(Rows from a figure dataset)
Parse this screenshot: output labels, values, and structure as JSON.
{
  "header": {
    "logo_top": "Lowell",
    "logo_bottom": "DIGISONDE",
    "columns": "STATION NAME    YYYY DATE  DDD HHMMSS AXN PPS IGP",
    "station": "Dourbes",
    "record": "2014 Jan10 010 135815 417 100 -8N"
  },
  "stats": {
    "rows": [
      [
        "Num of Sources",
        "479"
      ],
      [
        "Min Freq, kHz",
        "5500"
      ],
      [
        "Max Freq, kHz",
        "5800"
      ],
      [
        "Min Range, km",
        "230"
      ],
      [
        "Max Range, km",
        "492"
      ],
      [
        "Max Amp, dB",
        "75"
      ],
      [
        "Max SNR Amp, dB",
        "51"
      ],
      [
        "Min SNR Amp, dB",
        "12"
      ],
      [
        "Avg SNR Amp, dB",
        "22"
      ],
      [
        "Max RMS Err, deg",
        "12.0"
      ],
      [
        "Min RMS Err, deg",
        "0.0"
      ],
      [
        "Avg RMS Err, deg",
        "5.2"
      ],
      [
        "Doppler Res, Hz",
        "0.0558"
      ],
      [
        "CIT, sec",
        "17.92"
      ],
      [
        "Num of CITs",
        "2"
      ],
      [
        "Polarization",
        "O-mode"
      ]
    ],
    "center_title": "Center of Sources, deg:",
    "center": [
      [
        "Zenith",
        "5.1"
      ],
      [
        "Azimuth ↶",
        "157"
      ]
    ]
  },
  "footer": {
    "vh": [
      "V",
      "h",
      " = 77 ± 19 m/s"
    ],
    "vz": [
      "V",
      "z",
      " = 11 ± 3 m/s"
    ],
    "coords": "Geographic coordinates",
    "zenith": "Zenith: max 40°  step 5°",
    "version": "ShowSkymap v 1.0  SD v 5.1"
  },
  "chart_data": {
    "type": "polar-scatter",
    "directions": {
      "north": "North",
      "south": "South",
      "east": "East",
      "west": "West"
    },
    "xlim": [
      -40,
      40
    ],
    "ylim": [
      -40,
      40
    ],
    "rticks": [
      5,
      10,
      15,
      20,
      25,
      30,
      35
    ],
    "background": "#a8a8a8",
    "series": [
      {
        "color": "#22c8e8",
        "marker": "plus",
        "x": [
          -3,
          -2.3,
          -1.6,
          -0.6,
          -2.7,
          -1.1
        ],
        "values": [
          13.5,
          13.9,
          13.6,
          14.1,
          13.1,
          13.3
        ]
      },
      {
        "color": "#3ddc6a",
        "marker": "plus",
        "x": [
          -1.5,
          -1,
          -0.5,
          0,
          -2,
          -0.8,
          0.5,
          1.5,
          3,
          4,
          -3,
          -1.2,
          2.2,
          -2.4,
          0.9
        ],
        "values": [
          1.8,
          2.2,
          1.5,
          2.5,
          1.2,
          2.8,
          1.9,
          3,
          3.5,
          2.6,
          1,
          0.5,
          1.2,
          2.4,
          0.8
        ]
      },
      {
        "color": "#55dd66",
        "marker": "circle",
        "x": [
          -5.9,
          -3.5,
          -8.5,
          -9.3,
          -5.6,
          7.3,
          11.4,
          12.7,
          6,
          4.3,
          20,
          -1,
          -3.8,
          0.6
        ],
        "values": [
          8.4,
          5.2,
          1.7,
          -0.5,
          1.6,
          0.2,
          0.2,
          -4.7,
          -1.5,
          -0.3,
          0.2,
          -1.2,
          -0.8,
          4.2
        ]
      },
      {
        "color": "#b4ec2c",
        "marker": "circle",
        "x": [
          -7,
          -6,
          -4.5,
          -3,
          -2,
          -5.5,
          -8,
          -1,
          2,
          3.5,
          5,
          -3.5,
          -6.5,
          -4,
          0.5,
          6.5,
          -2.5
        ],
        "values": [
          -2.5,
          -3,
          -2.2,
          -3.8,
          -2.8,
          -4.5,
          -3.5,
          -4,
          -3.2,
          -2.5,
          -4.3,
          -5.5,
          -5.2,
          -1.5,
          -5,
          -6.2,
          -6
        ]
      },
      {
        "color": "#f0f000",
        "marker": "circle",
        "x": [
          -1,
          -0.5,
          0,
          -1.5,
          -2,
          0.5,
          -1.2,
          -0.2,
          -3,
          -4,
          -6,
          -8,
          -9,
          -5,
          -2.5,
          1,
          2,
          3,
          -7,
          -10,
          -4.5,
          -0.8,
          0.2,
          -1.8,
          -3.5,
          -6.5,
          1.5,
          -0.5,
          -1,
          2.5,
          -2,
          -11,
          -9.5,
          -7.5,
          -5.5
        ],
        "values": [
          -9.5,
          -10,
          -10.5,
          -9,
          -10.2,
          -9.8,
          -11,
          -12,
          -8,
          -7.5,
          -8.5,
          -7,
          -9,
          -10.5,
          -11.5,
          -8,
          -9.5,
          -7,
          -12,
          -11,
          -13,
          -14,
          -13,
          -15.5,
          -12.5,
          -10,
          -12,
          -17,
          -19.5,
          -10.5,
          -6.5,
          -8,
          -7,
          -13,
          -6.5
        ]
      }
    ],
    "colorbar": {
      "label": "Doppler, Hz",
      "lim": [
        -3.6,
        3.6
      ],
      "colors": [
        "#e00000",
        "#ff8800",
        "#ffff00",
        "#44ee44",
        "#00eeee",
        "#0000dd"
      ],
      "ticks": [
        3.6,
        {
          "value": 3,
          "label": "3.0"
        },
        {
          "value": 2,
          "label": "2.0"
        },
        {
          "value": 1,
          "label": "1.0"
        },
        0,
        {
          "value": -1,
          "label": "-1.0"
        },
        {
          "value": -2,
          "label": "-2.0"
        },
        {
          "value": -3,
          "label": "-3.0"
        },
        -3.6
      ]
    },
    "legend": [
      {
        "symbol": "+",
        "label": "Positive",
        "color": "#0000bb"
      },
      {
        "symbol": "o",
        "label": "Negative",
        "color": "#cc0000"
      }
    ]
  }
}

# TASK TO COMPLETE:
Every entry above needs to be quoted exactly.

# PROBLEM SOLUTION:
Parse this screenshot: output labels, values, and structure as JSON.
{
  "header": {
    "logo_top": "Lowell",
    "logo_bottom": "DIGISONDE",
    "columns": "STATION NAME    YYYY DATE  DDD HHMMSS AXN PPS IGP",
    "station": "Dourbes",
    "record": "2014 Jan10 010 135815 417 100 -8N"
  },
  "stats": {
    "rows": [
      [
        "Num of Sources",
        "479"
      ],
      [
        "Min Freq, kHz",
        "5500"
      ],
      [
        "Max Freq, kHz",
        "5800"
      ],
      [
        "Min Range, km",
        "230"
      ],
      [
        "Max Range, km",
        "492"
      ],
      [
        "Max Amp, dB",
        "75"
      ],
      [
        "Max SNR Amp, dB",
        "51"
      ],
      [
        "Min SNR Amp, dB",
        "12"
      ],
      [
        "Avg SNR Amp, dB",
        "22"
      ],
      [
        "Max RMS Err, deg",
        "12.0"
      ],
      [
        "Min RMS Err, deg",
        "0.0"
      ],
      [
        "Avg RMS Err, deg",
        "5.2"
      ],
      [
        "Doppler Res, Hz",
        "0.0558"
      ],
      [
        "CIT, sec",
        "17.92"
      ],
      [
        "Num of CITs",
        "2"
      ],
      [
        "Polarization",
        "O-mode"
      ]
    ],
    "center_title": "Center of Sources, deg:",
    "center": [
      [
        "Zenith",
        "5.1"
      ],
      [
        "Azimuth ↶",
        "157"
      ]
    ]
  },
  "footer": {
    "vh": [
      "V",
      "h",
      " = 77 ± 19 m/s"
    ],
    "vz": [
      "V",
      "z",
      " = 11 ± 3 m/s"
    ],
    "coords": "Geographic coordinates",
    "zenith": "Zenith: max 40°  step 5°",
    "version": "ShowSkymap v 1.0  SD v 5.1"
  },
  "chart_data": {
    "type": "polar-scatter",
    "directions": {
      "north": "North",
      "south": "South",
      "east": "East",
      "west": "West"
    },
    "xlim": [
      -40,
      40
    ],
    "ylim": [
      -40,
      40
    ],
    "rticks": [
      5,
      10,
      15,
      20,
      25,
      30,
      35
    ],
    "background": "#a8a8a8",
    "series": [
      {
        "color": "#22c8e8",
        "marker": "plus",
        "x": [
          -3,
          -2.3,
          -1.6,
          -0.6,
          -2.7,
          -1.1
        ],
        "values": [
          13.5,
          13.9,
          13.6,
          14.1,
          13.1,
          13.3
        ]
      },
      {
        "color": "#3ddc6a",
        "marker": "plus",
        "x": [
          -1.5,
          -1,
          -0.5,
          0,
          -2,
          -0.8,
          0.5,
          1.5,
          3,
          4,
          -3,
          -1.2,
          2.2,
          -2.4,
          0.9
        ],
        "values": [
          1.8,
          2.2,
          1.5,
          2.5,
          1.2,
          2.8,
          1.9,
          3,
          3.5,
          2.6,
          1,
          0.5,
          1.2,
          2.4,
          0.8
        ]
      },
      {
        "color": "#55dd66",
        "marker": "circle",
        "x": [
          -5.9,
          -3.5,
          -8.5,
          -9.3,
          -5.6,
          7.3,
          11.4,
          12.7,
          6,
          4.3,
          20,
          -1,
          -3.8,
          0.6
        ],
        "values": [
          8.4,
          5.2,
          1.7,
          -0.5,
          1.6,
          0.2,
          0.2,
          -4.7,
          -1.5,
          -0.3,
          0.2,
          -1.2,
          -0.8,
          4.2
        ]
      },
      {
        "color": "#b4ec2c",
        "marker": "circle",
        "x": [
          -7,
          -6,
          -4.5,
          -3,
          -2,
          -5.5,
          -8,
          -1,
          2,
          3.5,
          5,
          -3.5,
          -6.5,
          -4,
          0.5,
          6.5,
          -2.5
        ],
        "values": [
          -2.5,
          -3,
          -2.2,
          -3.8,
          -2.8,
          -4.5,
          -3.5,
          -4,
          -3.2,
          -2.5,
          -4.3,
          -5.5,
          -5.2,
          -1.5,
          -5,
          -6.2,
          -6
        ]
      },
      {
        "color": "#f0f000",
        "marker": "circle",
        "x": [
          -1,
          -0.5,
          0,
          -1.5,
          -2,
          0.5,
          -1.2,
          -0.2,
          -3,
          -4,
          -6,
          -8,
          -9,
          -5,
          -2.5,
          1,
          2,
          3,
          -7,
          -10,
          -4.5,
          -0.8,
          0.2,
          -1.8,
          -3.5,
          -6.5,
          1.5,
          -0.5,
          -1,
          2.5,
          -2,
          -11,
          -9.5,
          -7.5,
          -5.5
        ],
        "values": [
          -9.5,
          -10,
          -10.5,
          -9,
          -10.2,
          -9.8,
          -11,
          -12,
          -8,
          -7.5,
          -8.5,
          -7,
          -9,
          -10.5,
          -11.5,
          -8,
          -9.5,
          -7,
          -12,
          -11,
          -13,
          -14,
          -13,
          -15.5,
          -12.5,
          -10,
          -12,
          -17,
          -19.5,
          -10.5,
          -6.5,
          -8,
          -7,
          -13,
          -6.5
        ]
      }
    ],
    "colorbar": {
      "label": "Doppler, Hz",
      "lim": [
        -3.6,
        3.6
      ],
      "colors": [
        "#e00000",
        "#ff8800",
        "#ffff00",
        "#44ee44",
        "#00eeee",
        "#0000dd"
      ],
      "ticks": [
        3.6,
        {
          "value": 3,
          "label": "3.0"
        },
        {
          "value": 2,
          "label": "2.0"
        },
        {
          "value": 1,
          "label": "1.0"
        },
        0,
        {
          "value": -1,
          "label": "-1.0"
        },
        {
          "value": -2,
          "label": "-2.0"
        },
        {
          "value": -3,
          "label": "-3.0"
        },
        -3.6
      ]
    },
    "legend": [
      {
        "symbol": "+",
        "label": "Positive",
        "color": "#0000bb"
      },
      {
        "symbol": "o",
        "label": "Negative",
        "color": "#cc0000"
      }
    ]
  }
}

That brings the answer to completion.